▶ [LISTING]:
........

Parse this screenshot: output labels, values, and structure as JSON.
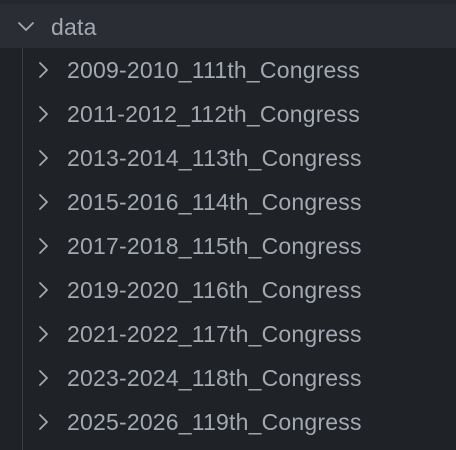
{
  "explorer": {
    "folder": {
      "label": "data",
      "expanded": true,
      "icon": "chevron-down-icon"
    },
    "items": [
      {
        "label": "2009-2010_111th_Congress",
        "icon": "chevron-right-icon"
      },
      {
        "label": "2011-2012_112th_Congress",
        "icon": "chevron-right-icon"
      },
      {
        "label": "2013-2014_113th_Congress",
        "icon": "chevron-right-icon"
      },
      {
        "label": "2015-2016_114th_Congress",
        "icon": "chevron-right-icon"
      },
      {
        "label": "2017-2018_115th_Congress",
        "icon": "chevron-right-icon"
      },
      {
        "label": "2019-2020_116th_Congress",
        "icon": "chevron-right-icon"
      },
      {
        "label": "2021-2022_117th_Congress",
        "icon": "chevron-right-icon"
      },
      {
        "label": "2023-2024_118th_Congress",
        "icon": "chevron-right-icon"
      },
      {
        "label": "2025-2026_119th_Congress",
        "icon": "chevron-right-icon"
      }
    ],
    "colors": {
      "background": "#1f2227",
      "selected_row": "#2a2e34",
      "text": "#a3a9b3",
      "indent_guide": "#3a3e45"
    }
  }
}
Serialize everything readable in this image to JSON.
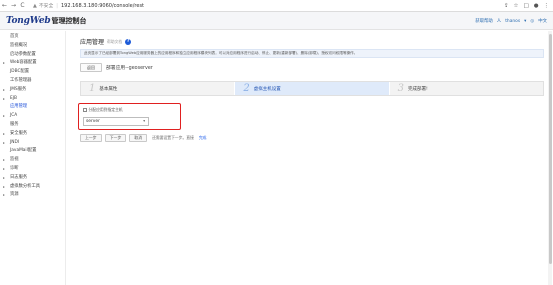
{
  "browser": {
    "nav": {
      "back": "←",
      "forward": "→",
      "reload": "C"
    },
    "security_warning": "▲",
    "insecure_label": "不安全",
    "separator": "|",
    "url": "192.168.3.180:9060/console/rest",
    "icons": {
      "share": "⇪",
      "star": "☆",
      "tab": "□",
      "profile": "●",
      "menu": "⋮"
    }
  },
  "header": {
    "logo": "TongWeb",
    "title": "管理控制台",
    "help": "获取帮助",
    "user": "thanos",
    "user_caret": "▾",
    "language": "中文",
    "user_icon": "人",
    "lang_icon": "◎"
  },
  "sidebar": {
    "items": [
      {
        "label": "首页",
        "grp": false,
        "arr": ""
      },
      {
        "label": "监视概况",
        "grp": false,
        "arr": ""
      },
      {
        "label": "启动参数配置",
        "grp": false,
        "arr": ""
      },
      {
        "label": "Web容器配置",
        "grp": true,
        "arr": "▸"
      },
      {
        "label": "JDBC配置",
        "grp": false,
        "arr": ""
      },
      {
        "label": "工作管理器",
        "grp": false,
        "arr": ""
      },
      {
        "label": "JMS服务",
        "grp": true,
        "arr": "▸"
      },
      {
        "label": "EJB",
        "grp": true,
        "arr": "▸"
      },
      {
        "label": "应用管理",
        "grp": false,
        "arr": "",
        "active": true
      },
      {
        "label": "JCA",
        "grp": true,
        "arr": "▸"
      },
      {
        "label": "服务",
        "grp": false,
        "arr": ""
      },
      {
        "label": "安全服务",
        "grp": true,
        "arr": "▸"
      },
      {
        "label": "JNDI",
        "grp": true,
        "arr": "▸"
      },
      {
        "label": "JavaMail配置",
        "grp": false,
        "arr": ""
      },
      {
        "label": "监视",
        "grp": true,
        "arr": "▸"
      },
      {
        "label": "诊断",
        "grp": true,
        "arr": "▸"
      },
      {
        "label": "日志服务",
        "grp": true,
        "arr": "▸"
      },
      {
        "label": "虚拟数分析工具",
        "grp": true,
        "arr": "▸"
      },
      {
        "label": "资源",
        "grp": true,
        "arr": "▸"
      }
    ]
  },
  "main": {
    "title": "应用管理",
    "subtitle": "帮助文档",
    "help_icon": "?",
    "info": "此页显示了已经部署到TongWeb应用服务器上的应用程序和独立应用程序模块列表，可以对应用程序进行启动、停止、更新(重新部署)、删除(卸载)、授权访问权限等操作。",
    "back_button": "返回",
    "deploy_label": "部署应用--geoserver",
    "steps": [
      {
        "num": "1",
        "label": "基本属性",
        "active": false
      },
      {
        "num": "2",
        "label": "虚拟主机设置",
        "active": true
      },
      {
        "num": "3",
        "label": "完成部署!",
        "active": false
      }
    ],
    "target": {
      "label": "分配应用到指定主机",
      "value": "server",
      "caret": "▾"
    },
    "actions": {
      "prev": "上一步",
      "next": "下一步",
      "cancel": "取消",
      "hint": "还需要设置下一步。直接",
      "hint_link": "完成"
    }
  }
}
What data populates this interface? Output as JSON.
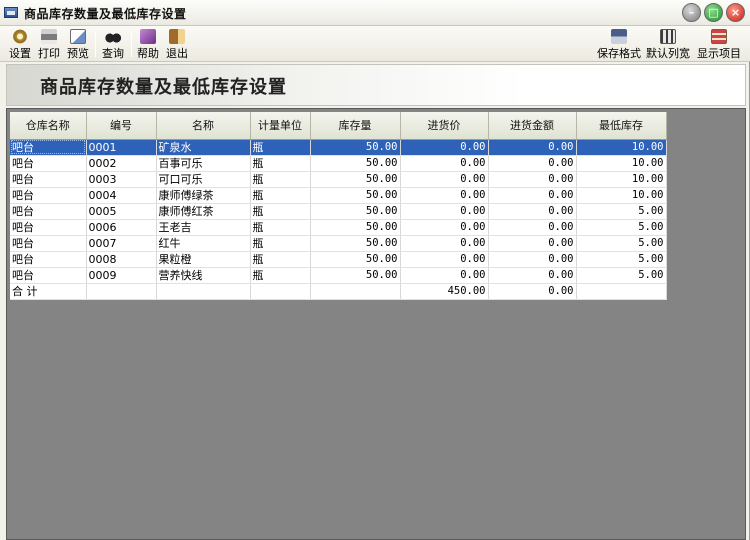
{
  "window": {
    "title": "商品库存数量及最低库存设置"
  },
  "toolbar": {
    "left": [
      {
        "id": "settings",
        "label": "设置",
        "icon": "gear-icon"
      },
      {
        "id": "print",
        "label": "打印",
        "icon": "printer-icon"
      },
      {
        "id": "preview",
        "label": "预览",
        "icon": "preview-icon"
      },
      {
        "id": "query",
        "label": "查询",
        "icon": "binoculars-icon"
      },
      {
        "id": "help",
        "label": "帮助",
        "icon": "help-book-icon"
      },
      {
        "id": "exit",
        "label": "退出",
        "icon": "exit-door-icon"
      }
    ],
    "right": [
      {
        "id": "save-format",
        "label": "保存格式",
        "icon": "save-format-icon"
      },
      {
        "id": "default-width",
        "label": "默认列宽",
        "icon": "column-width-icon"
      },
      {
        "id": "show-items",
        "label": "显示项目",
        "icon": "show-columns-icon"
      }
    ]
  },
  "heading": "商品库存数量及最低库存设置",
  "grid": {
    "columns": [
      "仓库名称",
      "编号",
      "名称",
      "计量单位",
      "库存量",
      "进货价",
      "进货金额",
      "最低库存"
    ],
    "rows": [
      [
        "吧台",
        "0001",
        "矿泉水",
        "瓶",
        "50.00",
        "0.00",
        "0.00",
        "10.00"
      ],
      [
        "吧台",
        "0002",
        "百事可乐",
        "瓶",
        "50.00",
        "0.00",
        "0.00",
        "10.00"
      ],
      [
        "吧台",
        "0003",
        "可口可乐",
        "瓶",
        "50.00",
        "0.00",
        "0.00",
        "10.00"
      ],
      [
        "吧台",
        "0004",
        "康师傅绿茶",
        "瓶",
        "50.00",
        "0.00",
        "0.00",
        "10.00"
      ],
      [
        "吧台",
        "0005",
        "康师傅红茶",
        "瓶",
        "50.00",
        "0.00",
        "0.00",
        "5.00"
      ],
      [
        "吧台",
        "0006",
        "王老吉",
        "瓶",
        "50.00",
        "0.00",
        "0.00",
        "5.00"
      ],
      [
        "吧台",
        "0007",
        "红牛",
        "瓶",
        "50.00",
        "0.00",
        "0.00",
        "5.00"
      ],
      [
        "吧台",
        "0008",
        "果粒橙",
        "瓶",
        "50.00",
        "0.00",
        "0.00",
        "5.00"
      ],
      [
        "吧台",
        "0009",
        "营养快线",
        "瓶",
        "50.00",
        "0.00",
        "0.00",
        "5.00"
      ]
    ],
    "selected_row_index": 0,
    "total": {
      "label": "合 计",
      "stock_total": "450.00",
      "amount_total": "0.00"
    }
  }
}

........

▶ [PROBLEM]:
How many lines in the records above contain the word "data"? Reply with the number and nothing more.

▶ [RESULT FOR THIS EXERCISE]:
2